**THE PROBLEM**
Scan the lines below for the word "здесь". Copy each line you find it in.

┌─ GIVEN RECORDS

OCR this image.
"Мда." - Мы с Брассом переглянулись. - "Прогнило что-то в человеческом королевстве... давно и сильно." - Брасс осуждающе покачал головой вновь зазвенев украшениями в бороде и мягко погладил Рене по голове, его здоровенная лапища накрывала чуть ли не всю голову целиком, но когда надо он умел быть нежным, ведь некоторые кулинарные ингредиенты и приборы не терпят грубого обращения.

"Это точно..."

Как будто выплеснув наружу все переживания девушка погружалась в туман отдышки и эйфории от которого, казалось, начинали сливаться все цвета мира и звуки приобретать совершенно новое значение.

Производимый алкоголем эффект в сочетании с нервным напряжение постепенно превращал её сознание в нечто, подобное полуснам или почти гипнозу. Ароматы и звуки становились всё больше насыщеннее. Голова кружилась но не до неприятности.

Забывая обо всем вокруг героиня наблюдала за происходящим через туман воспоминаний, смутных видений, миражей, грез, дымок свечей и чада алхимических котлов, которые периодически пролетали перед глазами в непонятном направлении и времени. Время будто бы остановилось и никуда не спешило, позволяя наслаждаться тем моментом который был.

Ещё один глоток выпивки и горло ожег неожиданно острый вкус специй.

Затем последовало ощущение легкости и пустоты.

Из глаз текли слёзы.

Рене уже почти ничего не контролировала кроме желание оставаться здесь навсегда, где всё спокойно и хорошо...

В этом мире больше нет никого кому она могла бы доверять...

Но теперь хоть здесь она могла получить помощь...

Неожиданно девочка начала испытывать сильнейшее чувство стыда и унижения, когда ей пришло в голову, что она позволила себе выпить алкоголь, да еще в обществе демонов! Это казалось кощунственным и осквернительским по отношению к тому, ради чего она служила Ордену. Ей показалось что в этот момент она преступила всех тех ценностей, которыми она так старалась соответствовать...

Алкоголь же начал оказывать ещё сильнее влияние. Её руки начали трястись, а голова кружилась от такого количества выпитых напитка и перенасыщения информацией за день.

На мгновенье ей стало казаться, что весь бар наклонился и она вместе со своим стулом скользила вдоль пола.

└─

**WRITTEN REPLY**
Рене уже почти ничего не контролировала кроме желание оставаться здесь навсегда, где всё спокойно и хорошо...
Но теперь хоть здесь она могла получить помощь...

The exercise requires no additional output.